* RECORDS TO PROCESS

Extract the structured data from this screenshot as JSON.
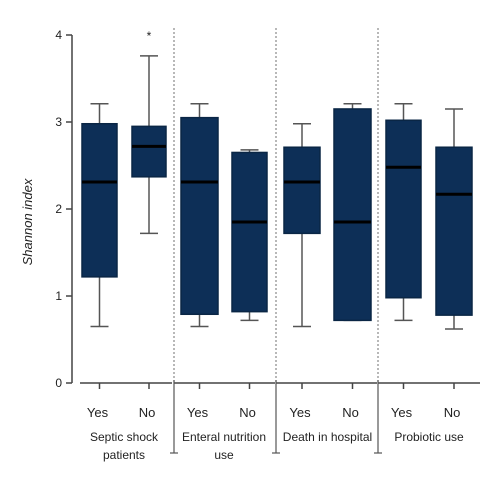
{
  "chart_data": {
    "type": "box",
    "title": "",
    "xlabel": "",
    "ylabel": "Shannon index",
    "ylim": [
      0,
      4
    ],
    "yticks": [
      "0",
      "1",
      "2",
      "3",
      "4"
    ],
    "groups": [
      {
        "label": "Septic shock\npatients",
        "categories": [
          "Yes",
          "No"
        ],
        "boxes": [
          {
            "min": 0.65,
            "q1": 1.22,
            "median": 2.31,
            "q3": 2.98,
            "max": 3.21
          },
          {
            "min": 1.72,
            "q1": 2.37,
            "median": 2.72,
            "q3": 2.95,
            "max": 3.76,
            "annotation": "*"
          }
        ]
      },
      {
        "label": "Enteral nutrition\nuse",
        "categories": [
          "Yes",
          "No"
        ],
        "boxes": [
          {
            "min": 0.65,
            "q1": 0.79,
            "median": 2.31,
            "q3": 3.05,
            "max": 3.21
          },
          {
            "min": 0.72,
            "q1": 0.82,
            "median": 1.85,
            "q3": 2.65,
            "max": 2.68
          }
        ]
      },
      {
        "label": "Death in hospital",
        "categories": [
          "Yes",
          "No"
        ],
        "boxes": [
          {
            "min": 0.65,
            "q1": 1.72,
            "median": 2.31,
            "q3": 2.71,
            "max": 2.98
          },
          {
            "min": 0.72,
            "q1": 0.72,
            "median": 1.85,
            "q3": 3.15,
            "max": 3.21
          }
        ]
      },
      {
        "label": "Probiotic use",
        "categories": [
          "Yes",
          "No"
        ],
        "boxes": [
          {
            "min": 0.72,
            "q1": 0.98,
            "median": 2.48,
            "q3": 3.02,
            "max": 3.21
          },
          {
            "min": 0.62,
            "q1": 0.78,
            "median": 2.17,
            "q3": 2.71,
            "max": 3.15
          }
        ]
      }
    ],
    "colors": {
      "box_fill": "#0d2f57",
      "box_stroke": "#0a2645",
      "median": "#000000",
      "whisker": "#555555",
      "separator": "#888888"
    },
    "grid": false,
    "legend": "none"
  }
}
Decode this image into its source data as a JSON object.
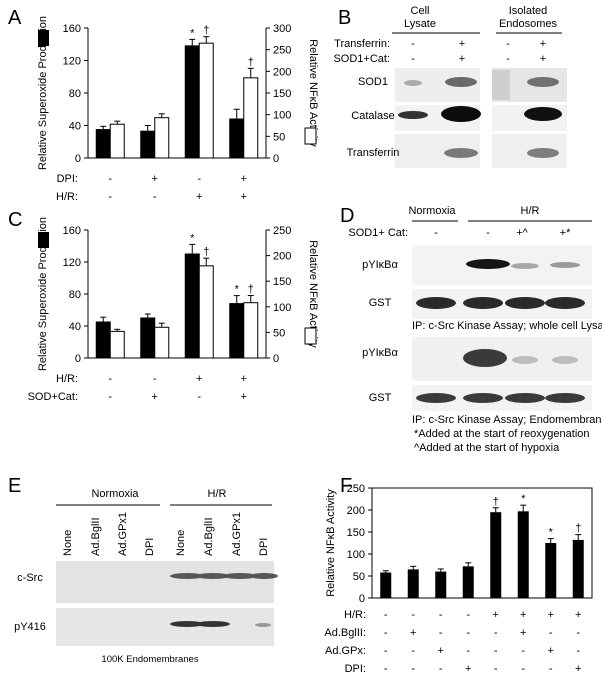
{
  "panel_letters": {
    "a": "A",
    "b": "B",
    "c": "C",
    "d": "D",
    "e": "E",
    "f": "F"
  },
  "chart_data": [
    {
      "panel": "A",
      "type": "bar",
      "ylabel_left": "Relative Superoxide Production",
      "ylabel_right": "Relative NFκB Activity",
      "yticks_left": [
        "0",
        "40",
        "80",
        "120",
        "160"
      ],
      "ylim_left": [
        0,
        160
      ],
      "yticks_right": [
        "0",
        "50",
        "100",
        "150",
        "200",
        "250",
        "300"
      ],
      "ylim_right": [
        0,
        300
      ],
      "conditions": [
        {
          "label": "DPI:",
          "values": [
            "-",
            "+",
            "-",
            "+"
          ]
        },
        {
          "label": "H/R:",
          "values": [
            "-",
            "-",
            "+",
            "+"
          ]
        }
      ],
      "series": [
        {
          "name": "Superoxide",
          "color": "#000000",
          "axis": "left",
          "values": [
            35,
            33,
            138,
            48
          ],
          "errors": [
            4,
            7,
            8,
            12
          ],
          "marks": [
            "",
            "",
            "*",
            ""
          ]
        },
        {
          "name": "NFκB",
          "color": "#ffffff",
          "axis": "right",
          "values": [
            78,
            93,
            265,
            185
          ],
          "errors": [
            7,
            9,
            15,
            22
          ],
          "marks": [
            "",
            "",
            "†",
            "†"
          ]
        }
      ]
    },
    {
      "panel": "C",
      "type": "bar",
      "ylabel_left": "Relative Superoxide Production",
      "ylabel_right": "Relative NFκB Activity",
      "yticks_left": [
        "0",
        "40",
        "80",
        "120",
        "160"
      ],
      "ylim_left": [
        0,
        160
      ],
      "yticks_right": [
        "0",
        "50",
        "100",
        "150",
        "200",
        "250"
      ],
      "ylim_right": [
        0,
        250
      ],
      "conditions": [
        {
          "label": "H/R:",
          "values": [
            "-",
            "-",
            "+",
            "+"
          ]
        },
        {
          "label": "SOD+Cat:",
          "values": [
            "-",
            "+",
            "-",
            "+"
          ]
        }
      ],
      "series": [
        {
          "name": "Superoxide",
          "color": "#000000",
          "axis": "left",
          "values": [
            45,
            50,
            130,
            68
          ],
          "errors": [
            6,
            5,
            12,
            10
          ],
          "marks": [
            "",
            "",
            "*",
            "*"
          ]
        },
        {
          "name": "NFκB",
          "color": "#ffffff",
          "axis": "right",
          "values": [
            52,
            60,
            180,
            108
          ],
          "errors": [
            4,
            8,
            15,
            14
          ],
          "marks": [
            "",
            "",
            "†",
            "†"
          ]
        }
      ]
    },
    {
      "panel": "F",
      "type": "bar",
      "ylabel": "Relative NFκB Activity",
      "yticks": [
        "0",
        "50",
        "100",
        "150",
        "200",
        "250"
      ],
      "ylim": [
        0,
        250
      ],
      "conditions": [
        {
          "label": "H/R:",
          "values": [
            "-",
            "-",
            "-",
            "-",
            "+",
            "+",
            "+",
            "+"
          ]
        },
        {
          "label": "Ad.BglII:",
          "values": [
            "-",
            "+",
            "-",
            "-",
            "-",
            "+",
            "-",
            "-"
          ]
        },
        {
          "label": "Ad.GPx:",
          "values": [
            "-",
            "-",
            "+",
            "-",
            "-",
            "-",
            "+",
            "-"
          ]
        },
        {
          "label": "DPI:",
          "values": [
            "-",
            "-",
            "-",
            "+",
            "-",
            "-",
            "-",
            "+"
          ]
        }
      ],
      "series": [
        {
          "name": "NFκB",
          "color": "#000000",
          "values": [
            58,
            65,
            60,
            72,
            195,
            197,
            125,
            132
          ],
          "errors": [
            4,
            7,
            6,
            8,
            10,
            14,
            10,
            12
          ],
          "marks": [
            "",
            "",
            "",
            "",
            "†",
            "*",
            "*",
            "†"
          ]
        }
      ]
    }
  ],
  "panel_b": {
    "group_labels": [
      {
        "line1": "Cell",
        "line2": "Lysate"
      },
      {
        "line1": "Isolated",
        "line2": "Endosomes"
      }
    ],
    "treatments": [
      {
        "label": "Transferrin:",
        "values": [
          "-",
          "+",
          "-",
          "+"
        ]
      },
      {
        "label": "SOD1+Cat:",
        "values": [
          "-",
          "+",
          "-",
          "+"
        ]
      }
    ],
    "blot_labels": [
      "SOD1",
      "Catalase",
      "Transferrin"
    ]
  },
  "panel_d": {
    "group_labels": [
      "Normoxia",
      "H/R"
    ],
    "treatment_label": "SOD1+ Cat:",
    "treatment_values": [
      "-",
      "-",
      "+^",
      "+*"
    ],
    "blot_labels": [
      "pYIκBα",
      "GST",
      "pYIκBα",
      "GST"
    ],
    "caption1": "IP: c-Src  Kinase Assay; whole cell Lysates",
    "caption2": "IP: c-Src  Kinase Assay; Endomembranes",
    "note1": "*Added at the start of reoxygenation",
    "note2": "^Added at the start of hypoxia"
  },
  "panel_e": {
    "group_labels": [
      "Normoxia",
      "H/R"
    ],
    "lane_labels": [
      "None",
      "Ad.BglII",
      "Ad.GPx1",
      "DPI",
      "None",
      "Ad.BglII",
      "Ad.GPx1",
      "DPI"
    ],
    "blot_labels": [
      "c-Src",
      "pY416"
    ],
    "caption": "100K Endomembranes"
  }
}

* WHAT IS BEING ASKED
What is the number of lines in the records that hold the word "this"? Answer with that number by itself.

* OUTPUT
2